[START Given records]

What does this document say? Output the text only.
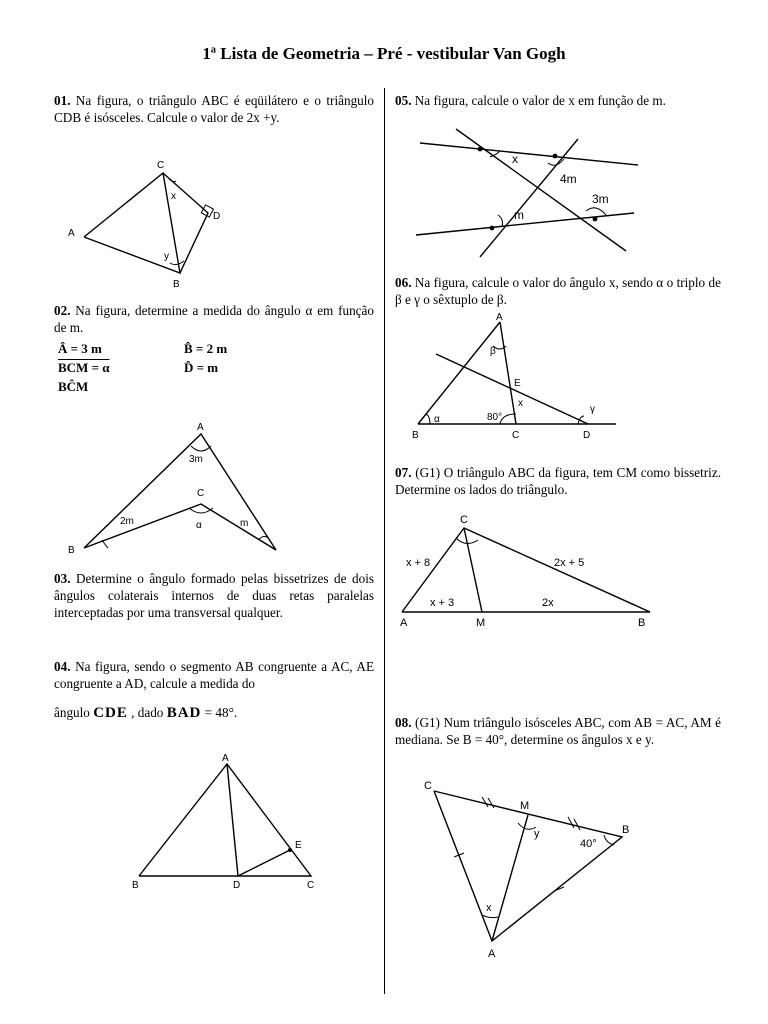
1ª Lista de Geometria – Pré - vestibular Van Gogh
01. Na figura, o triângulo ABC é eqüilátero e o triângulo CDB é isósceles. Calcule o valor de 2x +y.
C
A
B
D
x
y
02. Na figura, determine a medida do ângulo α em função de m.
Â = 3 m	B̂ = 2 m
BCM = α	D̂ = m
BĈM
A
B
C
3m
2m	α	m
03. Determine o ângulo formado pelas bissetrizes de dois ângulos colaterais internos de duas retas paralelas interceptadas por uma transversal qualquer.
04. Na figura, sendo o segmento AB congruente a AC, AE congruente a AD, calcule a medida do
ângulo CDE , dado BAD = 48°.
A
B	D	C
E
05. Na figura, calcule o valor de x em função de m.
x
4m
3m
m
06. Na figura, calcule o valor do ângulo x, sendo α o triplo de β e γ o sêxtuplo de β.
A
B	C	D
E
β
x
α	80°
γ
07. (G1) O triângulo ABC da figura, tem CM como bissetriz. Determine os lados do triângulo.
C
A	M	B
x + 8	2x + 5
x + 3	2x
08. (G1) Num triângulo isósceles ABC, com AB = AC, AM é mediana. Se B = 40°, determine os ângulos x e y.
C
M
B
A
x
y
40°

[END Given records]

Omit the images and transcribe all of the records above word for word.

** Problem solution **
What does this document say? Output the text only.
1ª Lista de Geometria – Pré - vestibular Van Gogh
01. Na figura, o triângulo ABC é eqüilátero e o triângulo CDB é isósceles. Calcule o valor de 2x +y.
C
A
B
D
x
y
02. Na figura, determine a medida do ângulo α em função de m.
Â = 3 m	B̂ = 2 m
BCM = α	D̂ = m
BĈM
A
B
C
3m
2m	α	m
03. Determine o ângulo formado pelas bissetrizes de dois ângulos colaterais internos de duas retas paralelas interceptadas por uma transversal qualquer.
04. Na figura, sendo o segmento AB congruente a AC, AE congruente a AD, calcule a medida do
ângulo CDE , dado BAD = 48°.
A
B	D	C
E
05. Na figura, calcule o valor de x em função de m.
x
4m
3m
m
06. Na figura, calcule o valor do ângulo x, sendo α o triplo de β e γ o sêxtuplo de β.
A
B	C	D
E
β
x
α	80°
γ
07. (G1) O triângulo ABC da figura, tem CM como bissetriz. Determine os lados do triângulo.
C
A	M	B
x + 8	2x + 5
x + 3	2x
08. (G1) Num triângulo isósceles ABC, com AB = AC, AM é mediana. Se B = 40°, determine os ângulos x e y.
C
M
B
A
x
y
40°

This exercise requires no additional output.